**** Data section ****

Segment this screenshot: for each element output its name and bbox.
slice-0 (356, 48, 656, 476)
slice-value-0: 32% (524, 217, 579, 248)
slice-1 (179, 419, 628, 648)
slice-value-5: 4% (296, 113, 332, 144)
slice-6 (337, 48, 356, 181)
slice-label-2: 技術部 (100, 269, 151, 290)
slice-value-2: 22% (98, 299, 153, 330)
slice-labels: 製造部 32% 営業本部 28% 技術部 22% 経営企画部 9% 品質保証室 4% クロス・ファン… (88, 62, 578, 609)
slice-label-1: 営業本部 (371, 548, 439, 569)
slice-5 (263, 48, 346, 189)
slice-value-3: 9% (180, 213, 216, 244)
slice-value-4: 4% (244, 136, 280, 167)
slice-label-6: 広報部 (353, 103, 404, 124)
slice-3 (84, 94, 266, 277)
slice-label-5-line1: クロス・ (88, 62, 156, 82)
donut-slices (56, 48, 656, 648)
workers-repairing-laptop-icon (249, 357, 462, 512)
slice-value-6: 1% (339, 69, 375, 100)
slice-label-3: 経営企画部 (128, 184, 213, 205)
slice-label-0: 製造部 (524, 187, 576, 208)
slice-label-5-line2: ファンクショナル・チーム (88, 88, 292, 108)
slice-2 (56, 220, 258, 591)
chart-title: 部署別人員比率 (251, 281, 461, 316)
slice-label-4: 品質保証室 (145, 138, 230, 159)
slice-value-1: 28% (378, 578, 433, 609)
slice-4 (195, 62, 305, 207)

****

» What to produce
Reproduce the listing above line for line, with no changes.

» Exercise output
Segment this screenshot: for each element output its name and bbox.
slice-0 (356, 48, 656, 476)
slice-value-0: 32% (524, 217, 579, 248)
slice-1 (179, 419, 628, 648)
slice-value-5: 4% (296, 113, 332, 144)
slice-6 (337, 48, 356, 181)
slice-label-2: 技術部 (100, 269, 151, 290)
slice-value-2: 22% (98, 299, 153, 330)
slice-labels: 製造部 32% 営業本部 28% 技術部 22% 経営企画部 9% 品質保証室 4% クロス・ファン… (88, 62, 578, 609)
slice-label-1: 営業本部 (371, 548, 439, 569)
slice-5 (263, 48, 346, 189)
slice-value-3: 9% (180, 213, 216, 244)
slice-value-4: 4% (244, 136, 280, 167)
slice-label-6: 広報部 (353, 103, 404, 124)
slice-3 (84, 94, 266, 277)
slice-label-5-line1: クロス・ (88, 62, 156, 82)
donut-slices (56, 48, 656, 648)
workers-repairing-laptop-icon (249, 357, 462, 512)
slice-value-6: 1% (339, 69, 375, 100)
slice-label-3: 経営企画部 (128, 184, 213, 205)
slice-label-0: 製造部 (524, 187, 576, 208)
slice-label-5-line2: ファンクショナル・チーム (88, 88, 292, 108)
slice-2 (56, 220, 258, 591)
chart-title: 部署別人員比率 (251, 281, 461, 316)
slice-label-4: 品質保証室 (145, 138, 230, 159)
slice-value-1: 28% (378, 578, 433, 609)
slice-4 (195, 62, 305, 207)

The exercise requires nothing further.